> _Exercise requirements_: Find each line holding the word "that" and give the number of such lines, nothing else.

> _Extracted material_:
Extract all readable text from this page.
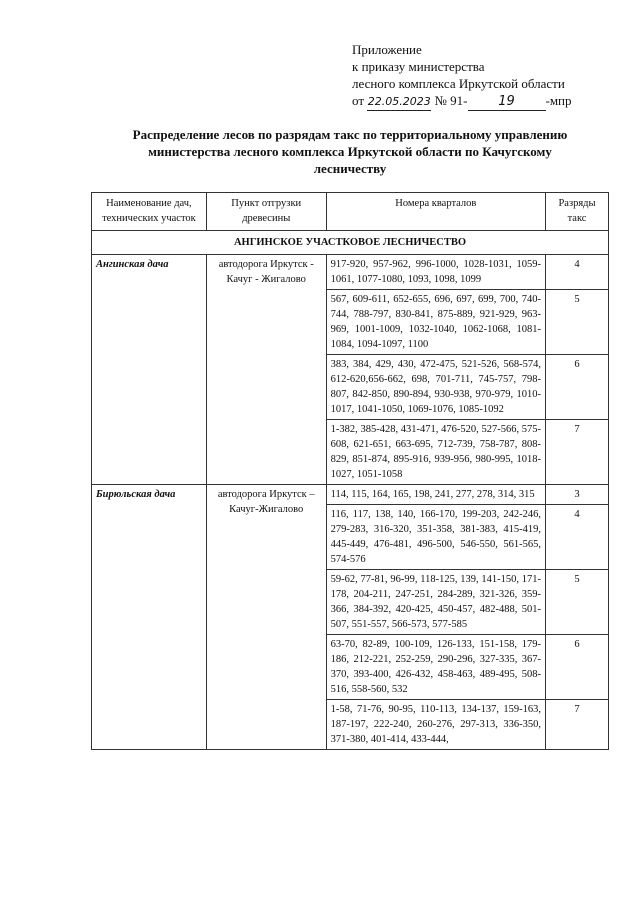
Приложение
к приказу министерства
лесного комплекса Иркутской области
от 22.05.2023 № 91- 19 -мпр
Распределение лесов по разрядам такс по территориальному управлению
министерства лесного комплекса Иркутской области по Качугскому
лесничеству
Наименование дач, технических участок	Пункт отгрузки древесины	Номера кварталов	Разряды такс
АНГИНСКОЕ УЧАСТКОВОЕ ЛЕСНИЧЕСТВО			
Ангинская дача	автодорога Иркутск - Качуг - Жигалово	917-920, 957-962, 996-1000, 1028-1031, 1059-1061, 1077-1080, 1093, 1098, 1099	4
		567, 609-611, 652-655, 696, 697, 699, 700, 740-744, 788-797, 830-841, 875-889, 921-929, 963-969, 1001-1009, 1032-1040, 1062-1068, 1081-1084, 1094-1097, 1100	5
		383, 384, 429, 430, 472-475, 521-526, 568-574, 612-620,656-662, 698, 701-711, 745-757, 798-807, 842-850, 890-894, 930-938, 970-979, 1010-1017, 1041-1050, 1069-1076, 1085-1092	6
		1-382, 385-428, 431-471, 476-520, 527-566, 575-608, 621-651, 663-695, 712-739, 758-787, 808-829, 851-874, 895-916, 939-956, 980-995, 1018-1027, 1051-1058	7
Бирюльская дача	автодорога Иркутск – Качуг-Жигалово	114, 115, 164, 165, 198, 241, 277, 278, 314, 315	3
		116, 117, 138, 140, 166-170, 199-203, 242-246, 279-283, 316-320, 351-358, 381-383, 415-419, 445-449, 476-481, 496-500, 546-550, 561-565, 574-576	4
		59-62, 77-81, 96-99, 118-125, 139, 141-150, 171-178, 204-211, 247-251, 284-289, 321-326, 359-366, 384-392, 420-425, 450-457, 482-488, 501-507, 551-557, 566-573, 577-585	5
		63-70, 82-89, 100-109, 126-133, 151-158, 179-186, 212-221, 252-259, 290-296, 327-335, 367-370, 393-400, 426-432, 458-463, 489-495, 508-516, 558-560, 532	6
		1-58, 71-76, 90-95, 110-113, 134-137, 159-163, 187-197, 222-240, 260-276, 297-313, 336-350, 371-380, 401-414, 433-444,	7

---

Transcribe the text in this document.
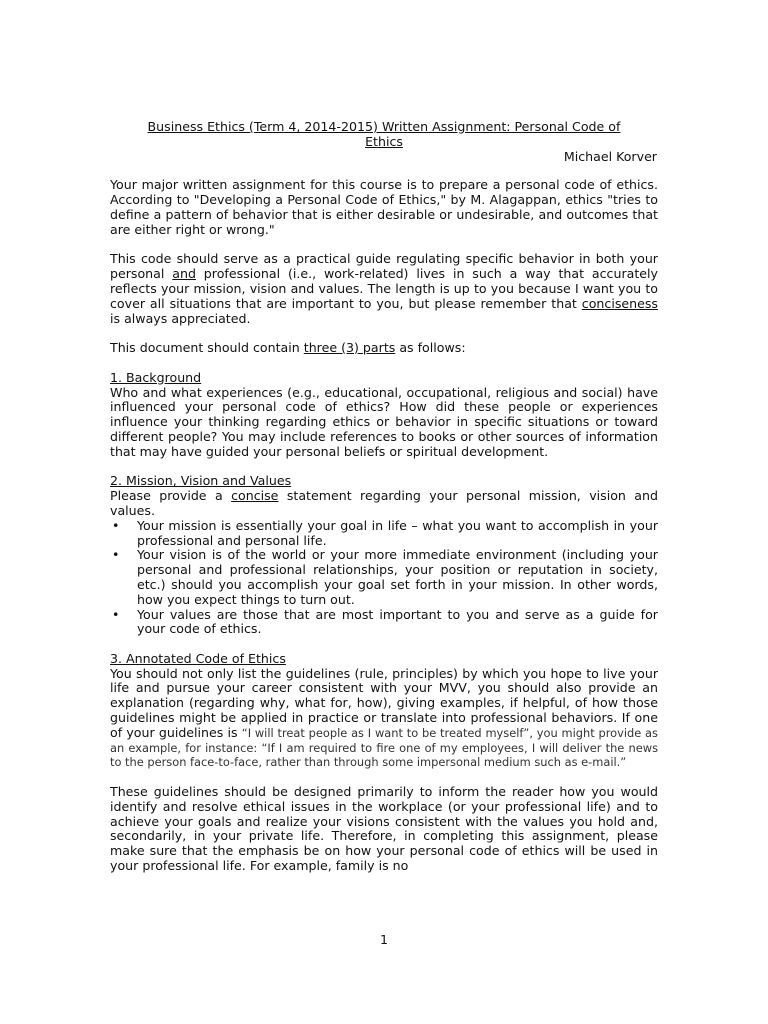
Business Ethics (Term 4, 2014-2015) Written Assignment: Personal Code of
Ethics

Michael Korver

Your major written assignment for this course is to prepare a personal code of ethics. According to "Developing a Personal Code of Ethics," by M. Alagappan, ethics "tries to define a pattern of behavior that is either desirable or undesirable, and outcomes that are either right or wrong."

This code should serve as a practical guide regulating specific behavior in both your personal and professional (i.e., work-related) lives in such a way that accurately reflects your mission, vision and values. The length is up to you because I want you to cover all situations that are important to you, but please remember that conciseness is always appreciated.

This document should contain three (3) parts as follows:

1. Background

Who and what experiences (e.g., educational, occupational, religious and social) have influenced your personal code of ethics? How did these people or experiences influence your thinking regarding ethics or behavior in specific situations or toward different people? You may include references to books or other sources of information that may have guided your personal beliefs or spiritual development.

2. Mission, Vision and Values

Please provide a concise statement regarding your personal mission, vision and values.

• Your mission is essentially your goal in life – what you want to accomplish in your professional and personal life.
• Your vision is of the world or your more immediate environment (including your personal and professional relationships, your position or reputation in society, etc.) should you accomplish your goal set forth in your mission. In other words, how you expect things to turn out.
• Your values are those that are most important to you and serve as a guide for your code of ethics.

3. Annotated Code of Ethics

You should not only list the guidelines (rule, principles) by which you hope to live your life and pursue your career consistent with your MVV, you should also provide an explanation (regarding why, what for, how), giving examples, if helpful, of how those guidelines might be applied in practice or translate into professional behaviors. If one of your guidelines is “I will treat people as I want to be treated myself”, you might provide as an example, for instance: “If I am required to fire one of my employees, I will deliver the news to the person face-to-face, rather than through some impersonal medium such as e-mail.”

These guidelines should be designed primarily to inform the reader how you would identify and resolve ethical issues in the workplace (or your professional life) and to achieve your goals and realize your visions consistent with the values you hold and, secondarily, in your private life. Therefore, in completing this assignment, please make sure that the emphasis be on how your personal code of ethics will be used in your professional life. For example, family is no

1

> _Answer_: 5